- [To be done]
Extract the lines that carry the string "name" from the listing.
── Material
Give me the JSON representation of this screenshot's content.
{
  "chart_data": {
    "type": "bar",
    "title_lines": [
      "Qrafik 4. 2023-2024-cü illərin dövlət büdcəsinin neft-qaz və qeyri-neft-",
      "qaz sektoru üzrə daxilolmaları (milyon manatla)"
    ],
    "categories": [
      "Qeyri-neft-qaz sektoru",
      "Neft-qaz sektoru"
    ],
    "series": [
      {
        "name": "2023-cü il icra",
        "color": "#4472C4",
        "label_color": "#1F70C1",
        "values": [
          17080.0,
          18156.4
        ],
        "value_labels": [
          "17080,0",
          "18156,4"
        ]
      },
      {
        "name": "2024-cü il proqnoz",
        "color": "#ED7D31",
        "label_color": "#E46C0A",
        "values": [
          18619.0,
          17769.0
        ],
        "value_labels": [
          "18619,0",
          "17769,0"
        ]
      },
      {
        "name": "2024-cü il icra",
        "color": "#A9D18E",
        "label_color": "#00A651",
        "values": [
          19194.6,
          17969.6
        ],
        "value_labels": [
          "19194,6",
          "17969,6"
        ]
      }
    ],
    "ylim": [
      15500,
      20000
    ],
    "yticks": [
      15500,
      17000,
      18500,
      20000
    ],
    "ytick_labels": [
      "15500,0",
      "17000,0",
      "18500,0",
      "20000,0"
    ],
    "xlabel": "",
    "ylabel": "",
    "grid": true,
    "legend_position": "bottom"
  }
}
────
- [Exercise output]
        "name": "2023-cü il icra",
        "name": "2024-cü il proqnoz",
        "name": "2024-cü il icra",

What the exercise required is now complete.